练习题:
a - 根据鸭茅遗传转化文段回答下列问题:
(i) 关于鸭茅遗传转化体系建立的最早报道见于哪一年?
(ii) 1997年Denchev等用基因枪法转化鸭茅,共转化率达到多少?
(iii) Nakumar等得到的T0代植株中,八倍体占多大比例?
b - 接着鸭茅遗传转化文段的最后一句往下续写。

给定文段:
◇ ◇ ◇ ◇ ◇ ◇ ◇

表3 已报道的鸭茅重要功能基因挖掘Table 3 Important functional gene mining of Orchardgrass

5 遗传转化体系建立及转基因研究

转基因牧草具有许多优良性状,能提高牧草的质量,还可增强对不利因素的抗性,因此转基因技术在牧草上的运用越来越广泛。目前,牧草中转基因研究在苜蓿(Medicagosativa)、百脉根、高羊茅、白三叶(Trifoliumrepens)上较为成功,例如,抗虫害转基因苜蓿、抗禽流感转基因百脉根等都在我国培育成功[53-54]。而鸭茅由于其遗传背景复杂,高频遗传转化体系难以构建,因此转基因研究报道较少,相关研究如表4所列。最早关于鸭茅遗传转化体系建立的报道见于1972年,Schenk和Hildebrandt[55]将鸭茅叶片沿中轴撕开,横切成3 mm小段后于SH 基础培养基上培养即可得到愈伤组织。1982年,Conger等[56]先将 ‘Potomac’鸭茅最内部幼嫩叶片诱导3~4周后转入SH继续培养得到鸭茅再生植株,然后发现,使用鸭茅叶肉细胞培养,可以不产生愈伤而直接发生体细胞胚。1984年Gray等[65]提出和建立了鸭茅悬浮细胞系,并且成功诱导胚性愈伤的形成。在悬浮培养基中利用鸭茅幼嫩叶片培育形成胚状愈伤组织,这些悬浮液即被用来作为原生质体,用于遗传转化。随后通过电热击法和PEG法,成功将抗潮酶素基因转入该鸭茅原生质体系中,经过潮霉素选择培养基筛选和对转化子Southern杂交鉴定后,由胚形愈伤诱导而成的转基因植株含有潮霉素抗性基因[57-58]。1997年Denchev等[59]通过基因枪法将包含bar和GUS(报告基因)基因的DNA微弹直接轰击转入鸭茅叶肉细胞形成的胚形愈伤组织中,共转化率达到30%。2000年Lee等[60]通过同样的方式,首次通过农杆菌介导转化得到两个品种的鸭茅转基因植株,从而改善了以往遗传转化率相对较低的现状。2001年,他们将BcGR1(谷胱甘肽还原酶)基因转入鸭茅植株中[61]。同年,Nakumar等[62]则利用四倍体鸭茅种子建立了一个高频遗传转化体系,并将两个抗2,4-D基因转入愈伤组织,共转化率达30%,得到的T0代植株倍性变化极大,30%为四倍体,70%为八倍体。Kim等[63]在2005年将一个耐热基因DgP23通过农杆菌转入鸭茅愈伤组织,且将转化而得的植株置于X射线中处理,但得到的转基因植株在表型上与野生型却没有任何差异。并在2008年将另一个耐热基因DgHsp17.2转入鸭茅,虽然得到的转基因植株在田间及温室试验与野生型没有太大差异,但将转基因植株置于致死温度时,表现出较强的耐热性[64]。Lee[66]2003年开始研究鸭茅品种及各种生长调节剂对构建高频转化体系的影响,并在2006年利用鸭茅种子建立的遗传转化体系,继续探讨农杆菌转导中如何提高其遗传转化率[67]。但之后近10年关于鸭茅转基因研究均未见报道,鸭茅作为重要的冷季型禾草,其基因功能分析研究方面几乎处于刚刚起步的阶段,如何完善鸭茅再生及高效遗传转化体系,深入重要目标基因的功能研究也是笔者所在四川农业大学牧草分子育种研究团队近年来正在全力攻克的一大难题。

◇ ◇ ◇ ◇ ◇ ◇ ◇

记录摘录:
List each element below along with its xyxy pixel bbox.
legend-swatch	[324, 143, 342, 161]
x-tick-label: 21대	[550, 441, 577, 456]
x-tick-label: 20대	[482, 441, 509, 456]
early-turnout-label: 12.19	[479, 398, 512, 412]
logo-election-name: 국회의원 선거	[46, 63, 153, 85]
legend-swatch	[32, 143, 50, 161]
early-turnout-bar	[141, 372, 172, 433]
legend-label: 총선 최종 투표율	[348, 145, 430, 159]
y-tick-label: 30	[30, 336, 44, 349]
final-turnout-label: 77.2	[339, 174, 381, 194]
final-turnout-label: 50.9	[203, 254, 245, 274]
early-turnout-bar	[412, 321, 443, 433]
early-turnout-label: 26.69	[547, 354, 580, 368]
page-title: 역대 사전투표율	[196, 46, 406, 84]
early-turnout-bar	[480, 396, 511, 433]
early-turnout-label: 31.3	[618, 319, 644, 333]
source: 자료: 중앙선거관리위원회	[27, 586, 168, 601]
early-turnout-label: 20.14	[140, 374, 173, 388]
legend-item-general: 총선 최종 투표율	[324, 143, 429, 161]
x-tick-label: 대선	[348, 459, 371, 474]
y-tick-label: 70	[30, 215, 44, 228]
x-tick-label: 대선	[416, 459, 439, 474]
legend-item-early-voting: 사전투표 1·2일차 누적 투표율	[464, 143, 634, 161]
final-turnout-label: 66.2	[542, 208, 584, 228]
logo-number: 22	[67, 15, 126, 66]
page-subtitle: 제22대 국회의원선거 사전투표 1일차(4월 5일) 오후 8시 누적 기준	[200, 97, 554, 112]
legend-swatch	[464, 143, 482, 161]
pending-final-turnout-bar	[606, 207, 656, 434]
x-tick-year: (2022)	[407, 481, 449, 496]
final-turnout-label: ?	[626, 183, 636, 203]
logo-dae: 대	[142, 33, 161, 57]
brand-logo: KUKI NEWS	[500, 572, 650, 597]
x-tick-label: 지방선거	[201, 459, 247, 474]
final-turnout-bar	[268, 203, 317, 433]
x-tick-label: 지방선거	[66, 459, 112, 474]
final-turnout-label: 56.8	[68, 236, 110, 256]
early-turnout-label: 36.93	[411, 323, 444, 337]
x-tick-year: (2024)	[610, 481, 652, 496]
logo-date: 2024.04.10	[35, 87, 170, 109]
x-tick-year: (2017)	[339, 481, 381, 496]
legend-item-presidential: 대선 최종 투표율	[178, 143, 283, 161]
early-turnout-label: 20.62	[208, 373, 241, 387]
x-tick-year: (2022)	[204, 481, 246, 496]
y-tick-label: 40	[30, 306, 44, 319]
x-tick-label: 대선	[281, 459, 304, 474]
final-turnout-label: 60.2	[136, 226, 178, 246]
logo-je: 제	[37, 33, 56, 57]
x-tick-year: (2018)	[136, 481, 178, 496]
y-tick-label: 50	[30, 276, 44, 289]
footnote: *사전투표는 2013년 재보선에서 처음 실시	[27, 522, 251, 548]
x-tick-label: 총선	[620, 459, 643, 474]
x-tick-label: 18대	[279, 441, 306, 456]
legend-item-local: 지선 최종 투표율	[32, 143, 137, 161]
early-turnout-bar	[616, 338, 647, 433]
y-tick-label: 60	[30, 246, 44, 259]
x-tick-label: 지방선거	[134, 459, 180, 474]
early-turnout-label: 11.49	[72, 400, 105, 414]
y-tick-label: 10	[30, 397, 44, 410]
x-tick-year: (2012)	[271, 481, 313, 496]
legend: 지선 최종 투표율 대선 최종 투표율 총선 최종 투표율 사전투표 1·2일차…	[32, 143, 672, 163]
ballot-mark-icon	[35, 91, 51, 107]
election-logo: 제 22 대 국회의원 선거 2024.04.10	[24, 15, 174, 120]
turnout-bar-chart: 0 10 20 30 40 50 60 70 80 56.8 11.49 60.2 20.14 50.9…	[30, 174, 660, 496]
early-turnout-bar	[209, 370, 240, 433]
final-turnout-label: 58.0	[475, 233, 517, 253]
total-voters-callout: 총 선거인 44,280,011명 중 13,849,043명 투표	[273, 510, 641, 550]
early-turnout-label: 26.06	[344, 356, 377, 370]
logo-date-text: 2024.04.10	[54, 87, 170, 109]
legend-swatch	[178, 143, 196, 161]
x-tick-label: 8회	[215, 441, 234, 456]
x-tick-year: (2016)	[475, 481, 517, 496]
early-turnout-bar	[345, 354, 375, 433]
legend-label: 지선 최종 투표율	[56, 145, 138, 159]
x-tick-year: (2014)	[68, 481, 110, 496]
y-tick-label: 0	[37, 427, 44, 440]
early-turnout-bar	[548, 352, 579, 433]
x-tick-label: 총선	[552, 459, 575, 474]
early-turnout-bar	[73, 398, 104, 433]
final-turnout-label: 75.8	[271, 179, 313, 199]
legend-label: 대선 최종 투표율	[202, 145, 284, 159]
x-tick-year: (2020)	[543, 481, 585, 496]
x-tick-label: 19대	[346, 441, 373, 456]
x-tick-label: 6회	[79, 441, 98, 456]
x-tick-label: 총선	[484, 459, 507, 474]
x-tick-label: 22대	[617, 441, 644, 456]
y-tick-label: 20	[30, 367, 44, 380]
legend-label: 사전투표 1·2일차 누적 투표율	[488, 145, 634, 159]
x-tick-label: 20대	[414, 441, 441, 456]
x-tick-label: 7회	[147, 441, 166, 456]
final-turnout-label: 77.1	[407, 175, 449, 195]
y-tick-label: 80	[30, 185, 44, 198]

◇ ◇ ◇ ◇ ◇ ◇ ◇

依次作答:
a -
(i) 1972年
(ii) 30%
(iii) 70%

b -
表4 已报道鸭茅转基因相关研究Table 4 Transgenic studies in Orchardgrass

6 研究展望

综上所述,相较于其他重要经济作物,鸭茅分子育种工作起步较晚,但在遗传多样性分析、遗传图谱构建及转基因研究等方面取得了较大的进展,可见分子育种技术对于加快育种进程、提高选择效率及预见性方面是可行的,但目前尚存一些问题仍待进一步探讨。笔者认为,就鸭茅的分子育种现状而言,未来应不断推进以下几方面工作:

1)基因组学的发展将为分子育种带来全新的发展契机。由于大多数牧草是多年生异花授粉植物,其遗传杂合性高,基因组结构复杂,全基因组测序存在一定难度,目前仅有蒺藜苜蓿(M.truncatula)[68]、红三叶(Trifoliumpratense)[69]、二穗短柄(Brachypodiumdistachyon)[70]、多年生黑麦草(L.perenne)[71]、日本百脉根(L.japonicus)[72]、柳枝稷(Panicumvirgatum)、狼尾草(Pennisetumalopecuroides)[73]、狗尾草(Setariaitalica)[74]完成全基因组测序。四川农业大学牧草分子育种研究团队通过对鸭茅的基因组进行基本信息调查之后,随即开展测序,已完成全部序列测定、拼接及功能注释,届时对解析鸭茅基因组结构及特征、亲缘关系及遗传进化、功能基因组学、蛋白质组学及生物信息学等的发展提供海量信息,也可对其他禾本科牧草育种提供借鉴。

2)分子标记辅助选择育种将显著提高育种效率。重要农艺性状相关基因的定位和分子标记的开发大量工作正在实施,通过连锁及关联分析等定位抗逆、品种和产量等重要农艺性状相关基因位点,阐明优良种质资源中携带的优异等位变异,开发育种可用的理想分子标记,为分子标记辅助育种奠定基础。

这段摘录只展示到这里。